▶ **Chart and figure data**:

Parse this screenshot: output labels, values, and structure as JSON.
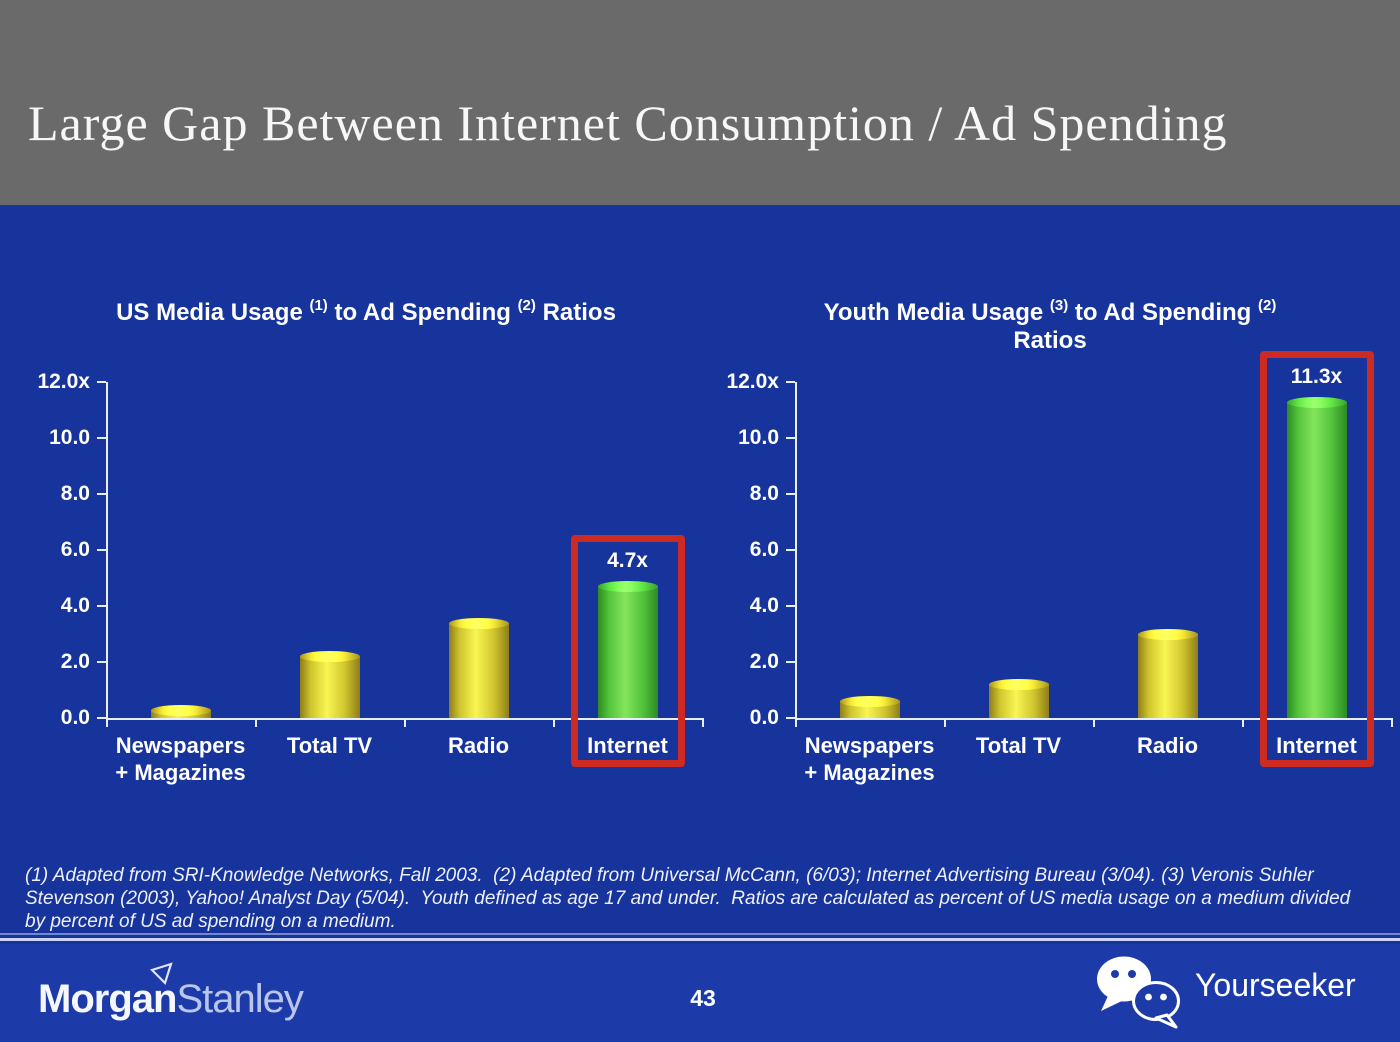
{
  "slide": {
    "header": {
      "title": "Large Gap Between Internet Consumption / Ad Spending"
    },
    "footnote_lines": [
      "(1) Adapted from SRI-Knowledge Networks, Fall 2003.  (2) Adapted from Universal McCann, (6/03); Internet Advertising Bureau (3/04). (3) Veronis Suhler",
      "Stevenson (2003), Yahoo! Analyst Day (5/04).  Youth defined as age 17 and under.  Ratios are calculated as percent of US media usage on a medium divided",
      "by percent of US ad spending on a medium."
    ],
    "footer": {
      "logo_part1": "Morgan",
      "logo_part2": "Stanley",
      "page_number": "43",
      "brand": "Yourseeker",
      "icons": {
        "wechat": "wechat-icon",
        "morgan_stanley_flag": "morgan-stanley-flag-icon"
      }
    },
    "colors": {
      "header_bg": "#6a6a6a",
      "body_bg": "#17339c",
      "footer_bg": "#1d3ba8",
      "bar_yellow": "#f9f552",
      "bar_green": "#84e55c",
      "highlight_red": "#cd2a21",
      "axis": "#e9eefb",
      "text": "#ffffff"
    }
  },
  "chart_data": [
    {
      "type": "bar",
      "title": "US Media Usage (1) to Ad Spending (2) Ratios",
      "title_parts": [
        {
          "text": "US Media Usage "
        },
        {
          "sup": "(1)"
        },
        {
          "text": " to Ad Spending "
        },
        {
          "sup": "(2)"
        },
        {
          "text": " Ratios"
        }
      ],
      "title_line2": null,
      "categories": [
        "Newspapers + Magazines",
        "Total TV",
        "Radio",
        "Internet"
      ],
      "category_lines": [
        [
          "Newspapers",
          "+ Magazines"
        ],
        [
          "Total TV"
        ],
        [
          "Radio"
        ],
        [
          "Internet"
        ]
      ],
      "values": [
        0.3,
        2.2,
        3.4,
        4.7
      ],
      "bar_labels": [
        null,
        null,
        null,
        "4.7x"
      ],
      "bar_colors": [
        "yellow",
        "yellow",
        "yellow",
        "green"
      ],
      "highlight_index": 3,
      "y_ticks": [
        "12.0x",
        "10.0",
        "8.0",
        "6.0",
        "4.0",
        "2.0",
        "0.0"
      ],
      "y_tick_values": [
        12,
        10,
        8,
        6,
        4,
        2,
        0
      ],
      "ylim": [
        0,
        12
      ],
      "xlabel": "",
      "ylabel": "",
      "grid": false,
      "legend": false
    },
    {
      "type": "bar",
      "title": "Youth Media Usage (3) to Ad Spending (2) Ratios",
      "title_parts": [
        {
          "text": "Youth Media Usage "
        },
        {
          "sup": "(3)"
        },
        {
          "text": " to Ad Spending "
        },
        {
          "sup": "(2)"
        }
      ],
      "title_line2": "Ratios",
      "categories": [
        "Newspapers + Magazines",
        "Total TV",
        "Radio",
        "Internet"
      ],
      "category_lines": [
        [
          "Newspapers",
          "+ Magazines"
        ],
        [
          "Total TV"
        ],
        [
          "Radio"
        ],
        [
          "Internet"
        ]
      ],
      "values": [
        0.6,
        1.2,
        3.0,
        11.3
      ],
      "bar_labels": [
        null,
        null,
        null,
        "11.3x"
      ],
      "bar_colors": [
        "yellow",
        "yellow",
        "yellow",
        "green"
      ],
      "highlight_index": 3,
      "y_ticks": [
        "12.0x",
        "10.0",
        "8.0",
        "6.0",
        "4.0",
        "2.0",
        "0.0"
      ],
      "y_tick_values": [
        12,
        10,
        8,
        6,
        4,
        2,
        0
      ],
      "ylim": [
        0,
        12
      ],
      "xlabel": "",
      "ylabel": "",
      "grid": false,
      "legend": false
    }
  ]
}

▶ **Required work**: Read the entries above, then pull out the lines that include "text".

▶ **Output of the task**:
      "text": "#ffffff"
          "text": "US Media Usage "
          "text": " to Ad Spending "
          "text": " Ratios"
          "text": "Youth Media Usage "
          "text": " to Ad Spending "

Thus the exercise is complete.